▸ **What you have to do**:
Nothing may be dropped or altered: reproduce all the data.

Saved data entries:
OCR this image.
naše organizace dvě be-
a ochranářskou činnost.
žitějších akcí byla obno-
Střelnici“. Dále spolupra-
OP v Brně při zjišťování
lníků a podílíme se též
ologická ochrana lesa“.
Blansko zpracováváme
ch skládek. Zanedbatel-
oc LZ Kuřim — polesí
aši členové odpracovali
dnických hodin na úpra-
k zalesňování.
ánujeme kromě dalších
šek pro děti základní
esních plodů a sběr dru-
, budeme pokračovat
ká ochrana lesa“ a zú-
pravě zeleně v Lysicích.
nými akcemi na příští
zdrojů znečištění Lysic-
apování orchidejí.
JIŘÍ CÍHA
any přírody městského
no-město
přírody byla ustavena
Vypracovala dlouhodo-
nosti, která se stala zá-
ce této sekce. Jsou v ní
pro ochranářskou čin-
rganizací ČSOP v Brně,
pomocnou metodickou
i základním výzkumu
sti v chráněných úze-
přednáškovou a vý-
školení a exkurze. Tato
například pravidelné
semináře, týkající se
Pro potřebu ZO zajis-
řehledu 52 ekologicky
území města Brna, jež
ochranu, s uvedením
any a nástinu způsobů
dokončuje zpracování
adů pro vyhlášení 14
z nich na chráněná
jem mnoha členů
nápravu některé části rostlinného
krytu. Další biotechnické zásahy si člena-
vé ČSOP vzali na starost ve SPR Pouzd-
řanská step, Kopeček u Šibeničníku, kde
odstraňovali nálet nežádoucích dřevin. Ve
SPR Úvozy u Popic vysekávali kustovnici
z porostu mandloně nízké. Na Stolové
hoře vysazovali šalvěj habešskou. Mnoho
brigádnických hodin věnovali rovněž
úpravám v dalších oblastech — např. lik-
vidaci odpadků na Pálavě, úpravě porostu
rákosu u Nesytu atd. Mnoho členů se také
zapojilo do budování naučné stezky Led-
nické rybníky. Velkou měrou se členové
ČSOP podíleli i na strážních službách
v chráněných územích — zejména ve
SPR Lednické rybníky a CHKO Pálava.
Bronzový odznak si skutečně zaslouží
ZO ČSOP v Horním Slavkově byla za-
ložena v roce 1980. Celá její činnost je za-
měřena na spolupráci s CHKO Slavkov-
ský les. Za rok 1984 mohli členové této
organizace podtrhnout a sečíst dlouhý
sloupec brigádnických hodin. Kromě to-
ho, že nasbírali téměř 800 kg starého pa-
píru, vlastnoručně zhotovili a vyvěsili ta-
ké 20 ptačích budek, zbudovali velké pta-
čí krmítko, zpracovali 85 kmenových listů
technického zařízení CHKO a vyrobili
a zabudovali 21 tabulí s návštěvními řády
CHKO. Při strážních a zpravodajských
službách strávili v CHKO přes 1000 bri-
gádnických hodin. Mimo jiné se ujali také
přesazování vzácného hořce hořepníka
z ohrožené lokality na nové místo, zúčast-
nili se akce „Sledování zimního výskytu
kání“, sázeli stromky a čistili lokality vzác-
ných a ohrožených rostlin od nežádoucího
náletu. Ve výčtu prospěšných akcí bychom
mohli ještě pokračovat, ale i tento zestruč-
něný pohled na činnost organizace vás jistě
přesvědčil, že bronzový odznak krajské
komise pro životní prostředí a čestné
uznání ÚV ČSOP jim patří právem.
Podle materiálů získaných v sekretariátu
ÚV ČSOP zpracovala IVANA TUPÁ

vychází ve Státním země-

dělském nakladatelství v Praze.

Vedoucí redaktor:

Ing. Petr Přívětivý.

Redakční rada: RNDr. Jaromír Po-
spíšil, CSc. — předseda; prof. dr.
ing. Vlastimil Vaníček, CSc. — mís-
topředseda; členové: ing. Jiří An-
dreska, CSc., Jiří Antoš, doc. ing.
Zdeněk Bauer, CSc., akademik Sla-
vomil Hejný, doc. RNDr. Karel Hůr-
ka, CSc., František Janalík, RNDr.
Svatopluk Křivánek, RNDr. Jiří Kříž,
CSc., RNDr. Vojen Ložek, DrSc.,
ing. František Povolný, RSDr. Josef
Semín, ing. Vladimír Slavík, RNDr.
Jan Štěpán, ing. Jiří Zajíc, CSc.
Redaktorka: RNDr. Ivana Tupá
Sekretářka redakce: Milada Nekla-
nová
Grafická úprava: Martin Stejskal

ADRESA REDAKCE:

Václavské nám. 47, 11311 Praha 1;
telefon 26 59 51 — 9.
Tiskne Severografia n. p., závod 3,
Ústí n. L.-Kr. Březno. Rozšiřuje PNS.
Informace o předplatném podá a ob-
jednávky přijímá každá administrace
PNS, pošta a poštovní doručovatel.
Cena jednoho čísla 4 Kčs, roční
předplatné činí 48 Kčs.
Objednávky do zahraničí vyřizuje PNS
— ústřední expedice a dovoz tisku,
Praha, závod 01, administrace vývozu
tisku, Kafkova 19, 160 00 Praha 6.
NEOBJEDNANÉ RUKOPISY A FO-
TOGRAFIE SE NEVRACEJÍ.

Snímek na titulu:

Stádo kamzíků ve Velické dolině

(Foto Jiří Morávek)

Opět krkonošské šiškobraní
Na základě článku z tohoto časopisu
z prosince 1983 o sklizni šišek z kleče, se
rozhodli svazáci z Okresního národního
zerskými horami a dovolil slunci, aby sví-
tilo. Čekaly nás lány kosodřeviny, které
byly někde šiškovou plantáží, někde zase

▸ **Final result**:
OCR this image.
naše organizace dvě be-
a ochranářskou činnost.
žitějších akcí byla obno-
Střelnici“. Dále spolupra-
OP v Brně při zjišťování
lníků a podílíme se též
ologická ochrana lesa“.
Blansko zpracováváme
ch skládek. Zanedbatel-
oc LZ Kuřim — polesí
aši členové odpracovali
dnických hodin na úpra-
k zalesňování.
ánujeme kromě dalších
šek pro děti základní
esních plodů a sběr dru-
, budeme pokračovat
ká ochrana lesa“ a zú-
pravě zeleně v Lysicích.
nými akcemi na příští
zdrojů znečištění Lysic-
apování orchidejí.
JIŘÍ CÍHA
any přírody městského
no-město
přírody byla ustavena
Vypracovala dlouhodo-
nosti, která se stala zá-
ce této sekce. Jsou v ní
pro ochranářskou čin-
rganizací ČSOP v Brně,
pomocnou metodickou
i základním výzkumu
sti v chráněných úze-
přednáškovou a vý-
školení a exkurze. Tato
například pravidelné
semináře, týkající se
Pro potřebu ZO zajis-
řehledu 52 ekologicky
území města Brna, jež
ochranu, s uvedením
any a nástinu způsobů
dokončuje zpracování
adů pro vyhlášení 14
z nich na chráněná
jem mnoha členů
nápravu některé části rostlinného
krytu. Další biotechnické zásahy si člena-
vé ČSOP vzali na starost ve SPR Pouzd-
řanská step, Kopeček u Šibeničníku, kde
odstraňovali nálet nežádoucích dřevin. Ve
SPR Úvozy u Popic vysekávali kustovnici
z porostu mandloně nízké. Na Stolové
hoře vysazovali šalvěj habešskou. Mnoho
brigádnických hodin věnovali rovněž
úpravám v dalších oblastech — např. lik-
vidaci odpadků na Pálavě, úpravě porostu
rákosu u Nesytu atd. Mnoho členů se také
zapojilo do budování naučné stezky Led-
nické rybníky. Velkou měrou se členové
ČSOP podíleli i na strážních službách
v chráněných územích — zejména ve
SPR Lednické rybníky a CHKO Pálava.
Bronzový odznak si skutečně zaslouží
ZO ČSOP v Horním Slavkově byla za-
ložena v roce 1980. Celá její činnost je za-
měřena na spolupráci s CHKO Slavkov-
ský les. Za rok 1984 mohli členové této
organizace podtrhnout a sečíst dlouhý
sloupec brigádnických hodin. Kromě to-
ho, že nasbírali téměř 800 kg starého pa-
píru, vlastnoručně zhotovili a vyvěsili ta-
ké 20 ptačích budek, zbudovali velké pta-
čí krmítko, zpracovali 85 kmenových listů
technického zařízení CHKO a vyrobili
a zabudovali 21 tabulí s návštěvními řády
CHKO. Při strážních a zpravodajských
službách strávili v CHKO přes 1000 bri-
gádnických hodin. Mimo jiné se ujali také
přesazování vzácného hořce hořepníka
z ohrožené lokality na nové místo, zúčast-
nili se akce „Sledování zimního výskytu
kání“, sázeli stromky a čistili lokality vzác-
ných a ohrožených rostlin od nežádoucího
náletu. Ve výčtu prospěšných akcí bychom
mohli ještě pokračovat, ale i tento zestruč-
něný pohled na činnost organizace vás jistě
přesvědčil, že bronzový odznak krajské
komise pro životní prostředí a čestné
uznání ÚV ČSOP jim patří právem.
Podle materiálů získaných v sekretariátu
ÚV ČSOP zpracovala IVANA TUPÁ

vychází ve Státním země-

dělském nakladatelství v Praze.

Vedoucí redaktor:

Ing. Petr Přívětivý.

Redakční rada: RNDr. Jaromír Po-
spíšil, CSc. — předseda; prof. dr.
ing. Vlastimil Vaníček, CSc. — mís-
topředseda; členové: ing. Jiří An-
dreska, CSc., Jiří Antoš, doc. ing.
Zdeněk Bauer, CSc., akademik Sla-
vomil Hejný, doc. RNDr. Karel Hůr-
ka, CSc., František Janalík, RNDr.
Svatopluk Křivánek, RNDr. Jiří Kříž,
CSc., RNDr. Vojen Ložek, DrSc.,
ing. František Povolný, RSDr. Josef
Semín, ing. Vladimír Slavík, RNDr.
Jan Štěpán, ing. Jiří Zajíc, CSc.
Redaktorka: RNDr. Ivana Tupá
Sekretářka redakce: Milada Nekla-
nová
Grafická úprava: Martin Stejskal

ADRESA REDAKCE:

Václavské nám. 47, 11311 Praha 1;
telefon 26 59 51 — 9.
Tiskne Severografia n. p., závod 3,
Ústí n. L.-Kr. Březno. Rozšiřuje PNS.
Informace o předplatném podá a ob-
jednávky přijímá každá administrace
PNS, pošta a poštovní doručovatel.
Cena jednoho čísla 4 Kčs, roční
předplatné činí 48 Kčs.
Objednávky do zahraničí vyřizuje PNS
— ústřední expedice a dovoz tisku,
Praha, závod 01, administrace vývozu
tisku, Kafkova 19, 160 00 Praha 6.
NEOBJEDNANÉ RUKOPISY A FO-
TOGRAFIE SE NEVRACEJÍ.

Snímek na titulu:

Stádo kamzíků ve Velické dolině

(Foto Jiří Morávek)

Opět krkonošské šiškobraní
Na základě článku z tohoto časopisu
z prosince 1983 o sklizni šišek z kleče, se
rozhodli svazáci z Okresního národního
zerskými horami a dovolil slunci, aby sví-
tilo. Čekaly nás lány kosodřeviny, které
byly někde šiškovou plantáží, někde zase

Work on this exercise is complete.